* **Problem details**
Look for the string "height" in every line, and copy each line that has it.

* **Records to process**
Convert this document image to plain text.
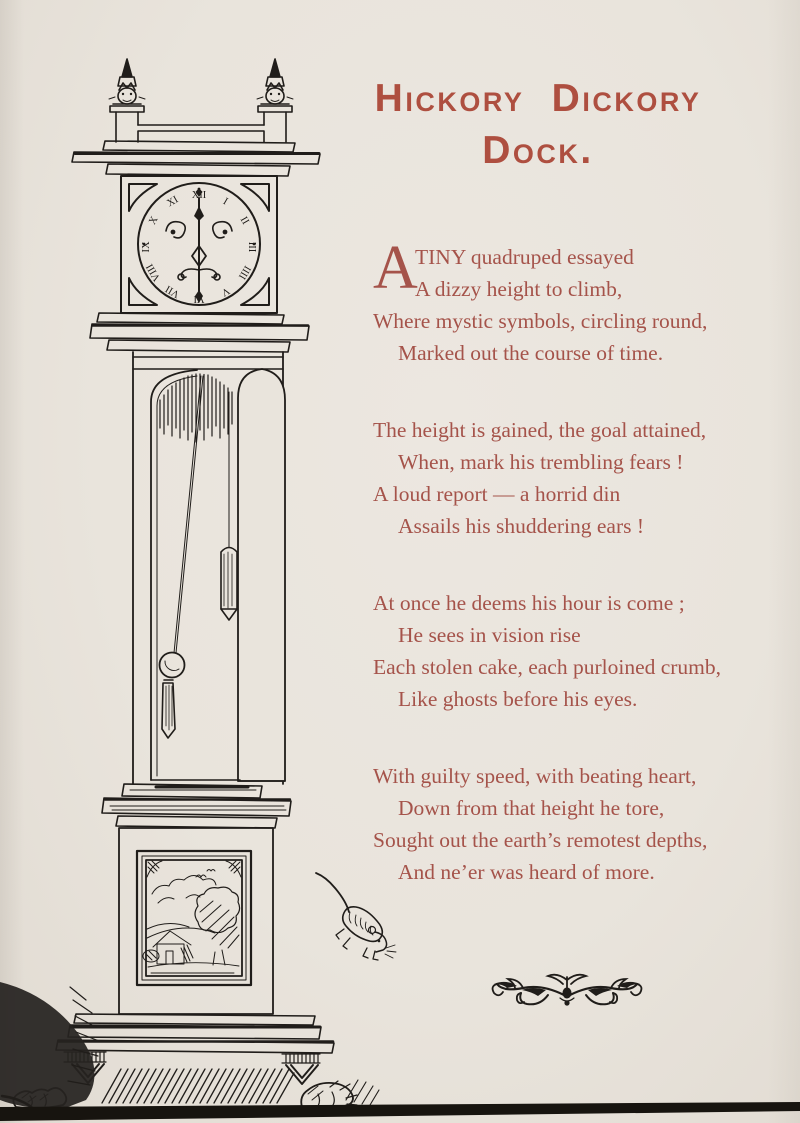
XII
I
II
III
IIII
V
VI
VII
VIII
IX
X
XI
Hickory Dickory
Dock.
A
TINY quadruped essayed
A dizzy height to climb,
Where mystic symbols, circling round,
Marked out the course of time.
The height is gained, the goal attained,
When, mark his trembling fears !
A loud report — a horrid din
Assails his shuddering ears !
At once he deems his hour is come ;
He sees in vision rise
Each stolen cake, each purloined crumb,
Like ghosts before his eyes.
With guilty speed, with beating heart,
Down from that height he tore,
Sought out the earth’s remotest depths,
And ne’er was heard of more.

* **Answer to this exercise**
A dizzy height to climb,
The height is gained, the goal attained,
Down from that height he tore,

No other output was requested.